ENTRIES PROVIDED: Begin
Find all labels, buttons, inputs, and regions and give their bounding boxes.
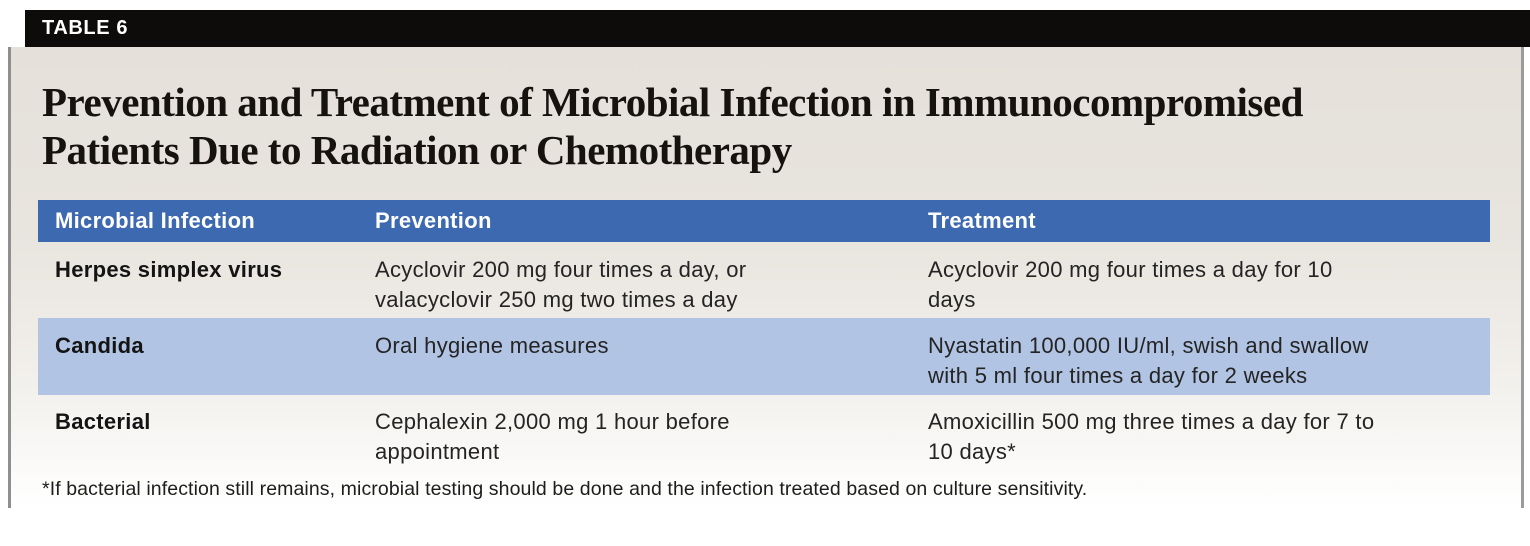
table-number-label: TABLE 6 xyxy=(42,17,129,39)
footnote: *If bacterial infection still remains, m… xyxy=(42,478,1088,500)
cell-prevention: Cephalexin 2,000 mg 1 hour before appoin… xyxy=(375,409,730,464)
cell-treatment: Acyclovir 200 mg four times a day for 10… xyxy=(928,257,1333,312)
table-header-row: Microbial Infection Prevention Treatment xyxy=(38,200,1490,242)
cell-prevention: Acyclovir 200 mg four times a day, or va… xyxy=(375,257,747,312)
table-title: Prevention and Treatment of Microbial In… xyxy=(42,79,1303,173)
content-panel xyxy=(8,47,1524,508)
cell-prevention: Oral hygiene measures xyxy=(375,333,609,358)
column-header-treatment: Treatment xyxy=(928,208,1036,233)
column-header-microbial-infection: Microbial Infection xyxy=(55,208,256,233)
cell-infection: Herpes simplex virus xyxy=(55,257,283,282)
cell-treatment: Nyastatin 100,000 IU/ml, swish and swall… xyxy=(928,333,1369,388)
table-number-bar: TABLE 6 xyxy=(25,10,1530,47)
data-table: Microbial Infection Prevention Treatment… xyxy=(38,200,1490,473)
cell-treatment: Amoxicillin 500 mg three times a day for… xyxy=(928,409,1375,464)
cell-infection: Candida xyxy=(55,333,144,358)
table-row-bacterial: Bacterial Cephalexin 2,000 mg 1 hour bef… xyxy=(38,395,1490,473)
column-header-prevention: Prevention xyxy=(375,208,492,233)
table-row-herpes: Herpes simplex virus Acyclovir 200 mg fo… xyxy=(38,242,1490,318)
table-row-candida: Candida Oral hygiene measures Nyastatin … xyxy=(38,318,1490,395)
cell-infection: Bacterial xyxy=(55,409,151,434)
ENTRIES PROVIDED: End
EXERCISE DIRECTIONS:
Output all lines above precisely. Pictures are to be left out.

RESULT FOR THIS EXERCISE:
Find all labels, buttons, inputs, and regions and give their bounding boxes.
table-number-label: TABLE 6 xyxy=(42,17,129,39)
footnote: *If bacterial infection still remains, m… xyxy=(42,478,1088,500)
cell-prevention: Cephalexin 2,000 mg 1 hour before appoin… xyxy=(375,409,730,464)
cell-treatment: Acyclovir 200 mg four times a day for 10… xyxy=(928,257,1333,312)
table-header-row: Microbial Infection Prevention Treatment xyxy=(38,200,1490,242)
cell-prevention: Acyclovir 200 mg four times a day, or va… xyxy=(375,257,747,312)
table-title: Prevention and Treatment of Microbial In… xyxy=(42,79,1303,173)
content-panel xyxy=(8,47,1524,508)
cell-prevention: Oral hygiene measures xyxy=(375,333,609,358)
column-header-treatment: Treatment xyxy=(928,208,1036,233)
column-header-microbial-infection: Microbial Infection xyxy=(55,208,256,233)
cell-infection: Herpes simplex virus xyxy=(55,257,283,282)
cell-treatment: Nyastatin 100,000 IU/ml, swish and swall… xyxy=(928,333,1369,388)
table-number-bar: TABLE 6 xyxy=(25,10,1530,47)
data-table: Microbial Infection Prevention Treatment… xyxy=(38,200,1490,473)
cell-treatment: Amoxicillin 500 mg three times a day for… xyxy=(928,409,1375,464)
cell-infection: Candida xyxy=(55,333,144,358)
table-row-bacterial: Bacterial Cephalexin 2,000 mg 1 hour bef… xyxy=(38,395,1490,473)
column-header-prevention: Prevention xyxy=(375,208,492,233)
table-row-herpes: Herpes simplex virus Acyclovir 200 mg fo… xyxy=(38,242,1490,318)
table-row-candida: Candida Oral hygiene measures Nyastatin … xyxy=(38,318,1490,395)
cell-infection: Bacterial xyxy=(55,409,151,434)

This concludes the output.